**GIVEN ENTRIES:**
--

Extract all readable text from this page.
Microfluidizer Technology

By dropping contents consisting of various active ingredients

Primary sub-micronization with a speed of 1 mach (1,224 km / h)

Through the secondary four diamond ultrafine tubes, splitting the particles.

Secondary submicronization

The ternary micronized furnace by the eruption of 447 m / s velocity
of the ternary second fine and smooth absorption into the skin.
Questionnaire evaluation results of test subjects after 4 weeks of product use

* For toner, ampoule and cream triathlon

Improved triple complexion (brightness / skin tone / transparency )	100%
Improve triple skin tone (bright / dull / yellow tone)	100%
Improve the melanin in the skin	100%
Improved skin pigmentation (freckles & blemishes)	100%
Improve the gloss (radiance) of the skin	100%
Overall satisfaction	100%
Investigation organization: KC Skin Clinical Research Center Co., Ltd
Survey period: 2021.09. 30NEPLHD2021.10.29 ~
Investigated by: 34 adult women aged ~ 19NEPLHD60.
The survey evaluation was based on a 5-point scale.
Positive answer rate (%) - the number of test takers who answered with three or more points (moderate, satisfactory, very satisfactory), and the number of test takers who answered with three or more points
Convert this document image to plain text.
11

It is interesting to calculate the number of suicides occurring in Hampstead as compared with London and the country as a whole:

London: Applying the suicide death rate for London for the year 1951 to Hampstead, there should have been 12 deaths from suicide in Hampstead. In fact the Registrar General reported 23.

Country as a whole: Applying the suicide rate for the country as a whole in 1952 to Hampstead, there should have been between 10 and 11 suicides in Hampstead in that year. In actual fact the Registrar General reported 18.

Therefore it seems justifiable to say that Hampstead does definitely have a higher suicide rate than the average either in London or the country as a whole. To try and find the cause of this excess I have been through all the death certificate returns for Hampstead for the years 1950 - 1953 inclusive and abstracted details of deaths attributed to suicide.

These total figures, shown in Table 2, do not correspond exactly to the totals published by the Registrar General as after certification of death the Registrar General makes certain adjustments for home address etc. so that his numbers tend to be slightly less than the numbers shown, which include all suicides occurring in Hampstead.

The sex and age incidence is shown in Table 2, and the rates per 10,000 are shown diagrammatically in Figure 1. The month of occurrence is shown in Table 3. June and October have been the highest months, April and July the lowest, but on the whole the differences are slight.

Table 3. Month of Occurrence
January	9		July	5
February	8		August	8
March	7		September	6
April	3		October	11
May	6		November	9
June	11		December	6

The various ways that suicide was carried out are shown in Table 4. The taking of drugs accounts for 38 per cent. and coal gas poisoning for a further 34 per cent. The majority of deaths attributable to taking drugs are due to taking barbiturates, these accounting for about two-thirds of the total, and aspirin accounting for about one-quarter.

--

**STATED PROBLEM:** Recopy the entries above in their entirety, exactly.

**ANSWER TO THIS EXERCISE:**
Extract all readable text from this page.
Microfluidizer Technology

By dropping contents consisting of various active ingredients

Primary sub-micronization with a speed of 1 mach (1,224 km / h)

Through the secondary four diamond ultrafine tubes, splitting the particles.

Secondary submicronization

The ternary micronized furnace by the eruption of 447 m / s velocity
of the ternary second fine and smooth absorption into the skin.
Questionnaire evaluation results of test subjects after 4 weeks of product use

* For toner, ampoule and cream triathlon

Improved triple complexion (brightness / skin tone / transparency )	100%
Improve triple skin tone (bright / dull / yellow tone)	100%
Improve the melanin in the skin	100%
Improved skin pigmentation (freckles & blemishes)	100%
Improve the gloss (radiance) of the skin	100%
Overall satisfaction	100%
Investigation organization: KC Skin Clinical Research Center Co., Ltd
Survey period: 2021.09. 30NEPLHD2021.10.29 ~
Investigated by: 34 adult women aged ~ 19NEPLHD60.
The survey evaluation was based on a 5-point scale.
Positive answer rate (%) - the number of test takers who answered with three or more points (moderate, satisfactory, very satisfactory), and the number of test takers who answered with three or more points
Convert this document image to plain text.
11

It is interesting to calculate the number of suicides occurring in Hampstead as compared with London and the country as a whole:

London: Applying the suicide death rate for London for the year 1951 to Hampstead, there should have been 12 deaths from suicide in Hampstead. In fact the Registrar General reported 23.

Country as a whole: Applying the suicide rate for the country as a whole in 1952 to Hampstead, there should have been between 10 and 11 suicides in Hampstead in that year. In actual fact the Registrar General reported 18.

Therefore it seems justifiable to say that Hampstead does definitely have a higher suicide rate than the average either in London or the country as a whole. To try and find the cause of this excess I have been through all the death certificate returns for Hampstead for the years 1950 - 1953 inclusive and abstracted details of deaths attributed to suicide.

These total figures, shown in Table 2, do not correspond exactly to the totals published by the Registrar General as after certification of death the Registrar General makes certain adjustments for home address etc. so that his numbers tend to be slightly less than the numbers shown, which include all suicides occurring in Hampstead.

The sex and age incidence is shown in Table 2, and the rates per 10,000 are shown diagrammatically in Figure 1. The month of occurrence is shown in Table 3. June and October have been the highest months, April and July the lowest, but on the whole the differences are slight.

Table 3. Month of Occurrence
January	9		July	5
February	8		August	8
March	7		September	6
April	3		October	11
May	6		November	9
June	11		December	6

The various ways that suicide was carried out are shown in Table 4. The taking of drugs accounts for 38 per cent. and coal gas poisoning for a further 34 per cent. The majority of deaths attributable to taking drugs are due to taking barbiturates, these accounting for about two-thirds of the total, and aspirin accounting for about one-quarter.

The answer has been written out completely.